• [GIVEN INSTRUCTION]
Reproduce each line bearing the word "JSON".

***** RECORDS

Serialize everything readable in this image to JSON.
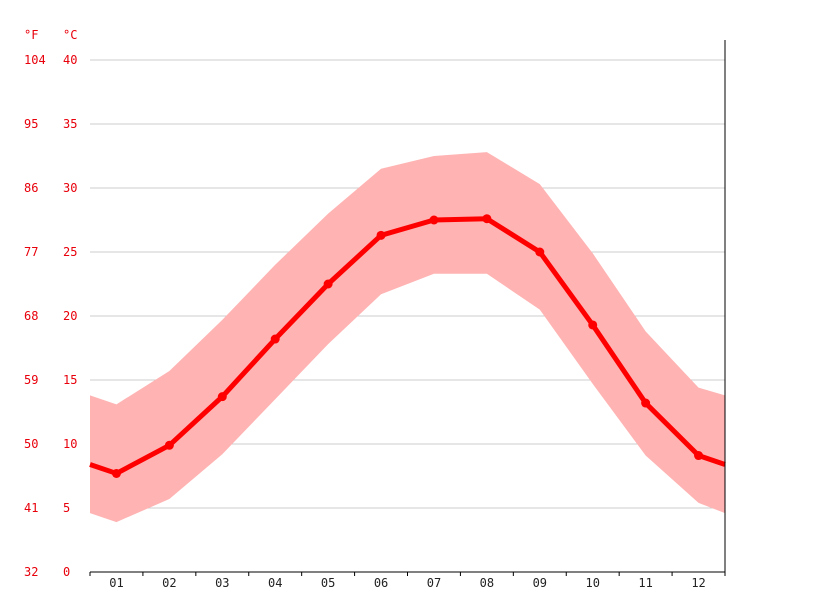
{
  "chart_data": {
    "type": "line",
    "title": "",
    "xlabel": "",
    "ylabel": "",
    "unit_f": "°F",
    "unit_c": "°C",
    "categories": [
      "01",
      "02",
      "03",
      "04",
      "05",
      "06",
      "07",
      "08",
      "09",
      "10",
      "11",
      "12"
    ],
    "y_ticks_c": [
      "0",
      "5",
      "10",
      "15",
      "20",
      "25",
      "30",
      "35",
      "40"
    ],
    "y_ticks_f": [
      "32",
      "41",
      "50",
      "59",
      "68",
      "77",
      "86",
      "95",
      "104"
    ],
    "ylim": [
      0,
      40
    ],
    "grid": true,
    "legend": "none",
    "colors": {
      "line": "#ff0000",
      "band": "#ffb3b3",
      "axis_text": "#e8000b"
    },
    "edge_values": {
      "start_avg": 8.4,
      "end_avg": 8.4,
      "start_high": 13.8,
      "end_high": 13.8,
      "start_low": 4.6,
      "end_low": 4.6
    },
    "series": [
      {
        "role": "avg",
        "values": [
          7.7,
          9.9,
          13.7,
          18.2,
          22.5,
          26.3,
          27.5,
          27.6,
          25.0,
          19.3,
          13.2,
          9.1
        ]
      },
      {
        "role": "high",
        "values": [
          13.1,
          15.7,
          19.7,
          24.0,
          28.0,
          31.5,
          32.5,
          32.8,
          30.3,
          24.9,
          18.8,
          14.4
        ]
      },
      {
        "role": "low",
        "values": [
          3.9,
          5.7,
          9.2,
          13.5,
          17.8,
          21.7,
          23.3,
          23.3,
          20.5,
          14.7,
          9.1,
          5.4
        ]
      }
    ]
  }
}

**********
***** RECORDS

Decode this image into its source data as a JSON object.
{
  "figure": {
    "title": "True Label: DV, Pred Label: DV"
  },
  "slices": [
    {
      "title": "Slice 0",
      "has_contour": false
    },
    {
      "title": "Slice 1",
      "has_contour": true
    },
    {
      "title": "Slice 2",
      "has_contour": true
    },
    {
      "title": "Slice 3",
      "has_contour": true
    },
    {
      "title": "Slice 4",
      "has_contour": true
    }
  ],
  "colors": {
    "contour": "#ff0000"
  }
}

**********

• [RESPONSE FOR THIS EXERCISE]
Serialize everything readable in this image to JSON.
Decode this image into its source data as a JSON object.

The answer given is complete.